AIM OF THE EXERCISE = Quote the records in full and leave their pictures out.

^^^^^^^^

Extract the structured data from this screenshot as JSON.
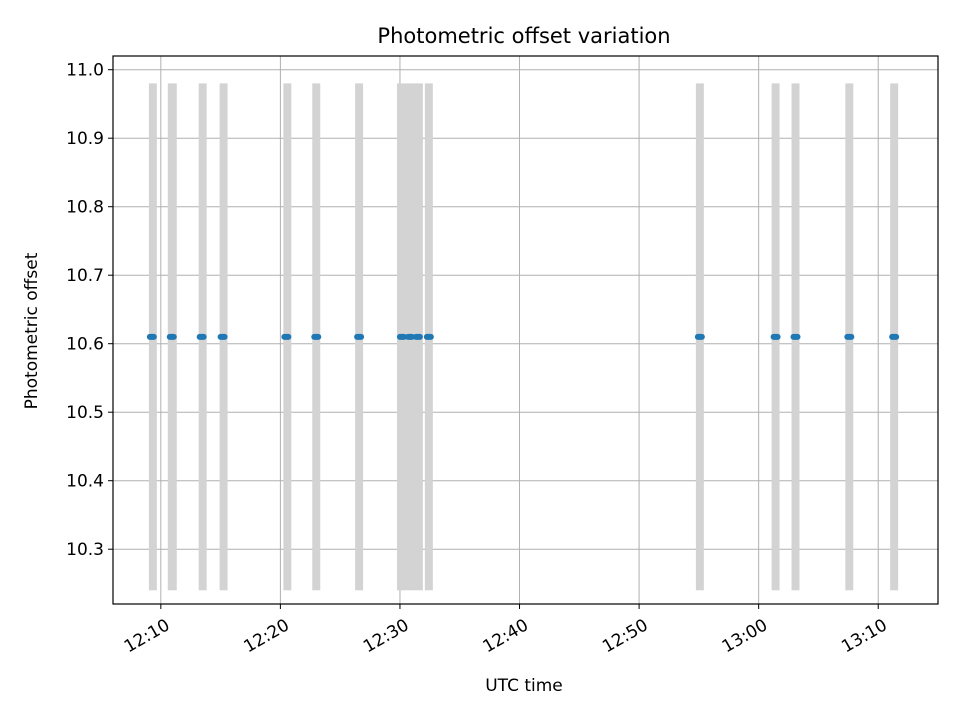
{
  "chart_data": {
    "type": "scatter",
    "title": "Photometric offset variation",
    "xlabel": "UTC time",
    "ylabel": "Photometric offset",
    "x_axis_kind": "time",
    "xlim": [
      "12:06:00",
      "13:15:00"
    ],
    "ylim": [
      10.22,
      11.02
    ],
    "x_ticks": [
      "12:10",
      "12:20",
      "12:30",
      "12:40",
      "12:50",
      "13:00",
      "13:10"
    ],
    "y_ticks": [
      "10.3",
      "10.4",
      "10.5",
      "10.6",
      "10.7",
      "10.8",
      "10.9",
      "11.0"
    ],
    "grid": true,
    "band_color": "#d3d3d3",
    "point_color": "#1f77b4",
    "band_range": [
      10.24,
      10.98
    ],
    "bands": [
      [
        "12:09:00",
        "12:09:40"
      ],
      [
        "12:10:35",
        "12:11:20"
      ],
      [
        "12:13:10",
        "12:13:50"
      ],
      [
        "12:14:55",
        "12:15:35"
      ],
      [
        "12:20:15",
        "12:20:55"
      ],
      [
        "12:22:40",
        "12:23:20"
      ],
      [
        "12:26:15",
        "12:26:55"
      ],
      [
        "12:29:45",
        "12:31:55"
      ],
      [
        "12:32:05",
        "12:32:45"
      ],
      [
        "12:54:45",
        "12:55:25"
      ],
      [
        "13:01:05",
        "13:01:45"
      ],
      [
        "13:02:45",
        "13:03:25"
      ],
      [
        "13:07:15",
        "13:07:55"
      ],
      [
        "13:11:00",
        "13:11:40"
      ]
    ],
    "points": [
      {
        "x": "12:09:15",
        "y": 10.61
      },
      {
        "x": "12:10:55",
        "y": 10.61
      },
      {
        "x": "12:13:25",
        "y": 10.61
      },
      {
        "x": "12:15:10",
        "y": 10.61
      },
      {
        "x": "12:20:30",
        "y": 10.61
      },
      {
        "x": "12:23:00",
        "y": 10.61
      },
      {
        "x": "12:26:35",
        "y": 10.61
      },
      {
        "x": "12:30:10",
        "y": 10.61
      },
      {
        "x": "12:30:50",
        "y": 10.61
      },
      {
        "x": "12:31:30",
        "y": 10.61
      },
      {
        "x": "12:32:25",
        "y": 10.61
      },
      {
        "x": "12:55:05",
        "y": 10.61
      },
      {
        "x": "13:01:25",
        "y": 10.61
      },
      {
        "x": "13:03:05",
        "y": 10.61
      },
      {
        "x": "13:07:35",
        "y": 10.61
      },
      {
        "x": "13:11:20",
        "y": 10.61
      }
    ]
  }
}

^^^^^^^^

TASK SOLUTION =
Extract the structured data from this screenshot as JSON.
{
  "chart_data": {
    "type": "scatter",
    "title": "Photometric offset variation",
    "xlabel": "UTC time",
    "ylabel": "Photometric offset",
    "x_axis_kind": "time",
    "xlim": [
      "12:06:00",
      "13:15:00"
    ],
    "ylim": [
      10.22,
      11.02
    ],
    "x_ticks": [
      "12:10",
      "12:20",
      "12:30",
      "12:40",
      "12:50",
      "13:00",
      "13:10"
    ],
    "y_ticks": [
      "10.3",
      "10.4",
      "10.5",
      "10.6",
      "10.7",
      "10.8",
      "10.9",
      "11.0"
    ],
    "grid": true,
    "band_color": "#d3d3d3",
    "point_color": "#1f77b4",
    "band_range": [
      10.24,
      10.98
    ],
    "bands": [
      [
        "12:09:00",
        "12:09:40"
      ],
      [
        "12:10:35",
        "12:11:20"
      ],
      [
        "12:13:10",
        "12:13:50"
      ],
      [
        "12:14:55",
        "12:15:35"
      ],
      [
        "12:20:15",
        "12:20:55"
      ],
      [
        "12:22:40",
        "12:23:20"
      ],
      [
        "12:26:15",
        "12:26:55"
      ],
      [
        "12:29:45",
        "12:31:55"
      ],
      [
        "12:32:05",
        "12:32:45"
      ],
      [
        "12:54:45",
        "12:55:25"
      ],
      [
        "13:01:05",
        "13:01:45"
      ],
      [
        "13:02:45",
        "13:03:25"
      ],
      [
        "13:07:15",
        "13:07:55"
      ],
      [
        "13:11:00",
        "13:11:40"
      ]
    ],
    "points": [
      {
        "x": "12:09:15",
        "y": 10.61
      },
      {
        "x": "12:10:55",
        "y": 10.61
      },
      {
        "x": "12:13:25",
        "y": 10.61
      },
      {
        "x": "12:15:10",
        "y": 10.61
      },
      {
        "x": "12:20:30",
        "y": 10.61
      },
      {
        "x": "12:23:00",
        "y": 10.61
      },
      {
        "x": "12:26:35",
        "y": 10.61
      },
      {
        "x": "12:30:10",
        "y": 10.61
      },
      {
        "x": "12:30:50",
        "y": 10.61
      },
      {
        "x": "12:31:30",
        "y": 10.61
      },
      {
        "x": "12:32:25",
        "y": 10.61
      },
      {
        "x": "12:55:05",
        "y": 10.61
      },
      {
        "x": "13:01:25",
        "y": 10.61
      },
      {
        "x": "13:03:05",
        "y": 10.61
      },
      {
        "x": "13:07:35",
        "y": 10.61
      },
      {
        "x": "13:11:20",
        "y": 10.61
      }
    ]
  }
}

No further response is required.